#### [Required work]
Output the full material exactly as it appears here.

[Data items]
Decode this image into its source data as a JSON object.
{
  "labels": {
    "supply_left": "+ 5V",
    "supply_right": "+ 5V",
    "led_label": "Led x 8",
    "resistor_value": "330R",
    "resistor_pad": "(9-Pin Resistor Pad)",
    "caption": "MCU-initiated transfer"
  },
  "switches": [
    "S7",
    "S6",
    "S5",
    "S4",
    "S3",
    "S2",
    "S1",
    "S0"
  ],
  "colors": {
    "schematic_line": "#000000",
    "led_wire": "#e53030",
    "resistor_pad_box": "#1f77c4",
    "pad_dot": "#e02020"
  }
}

#### [The answer]
Decode this image into its source data as a JSON object.
{
  "labels": {
    "supply_left": "+ 5V",
    "supply_right": "+ 5V",
    "led_label": "Led x 8",
    "resistor_value": "330R",
    "resistor_pad": "(9-Pin Resistor Pad)",
    "caption": "MCU-initiated transfer"
  },
  "switches": [
    "S7",
    "S6",
    "S5",
    "S4",
    "S3",
    "S2",
    "S1",
    "S0"
  ],
  "colors": {
    "schematic_line": "#000000",
    "led_wire": "#e53030",
    "resistor_pad_box": "#1f77c4",
    "pad_dot": "#e02020"
  }
}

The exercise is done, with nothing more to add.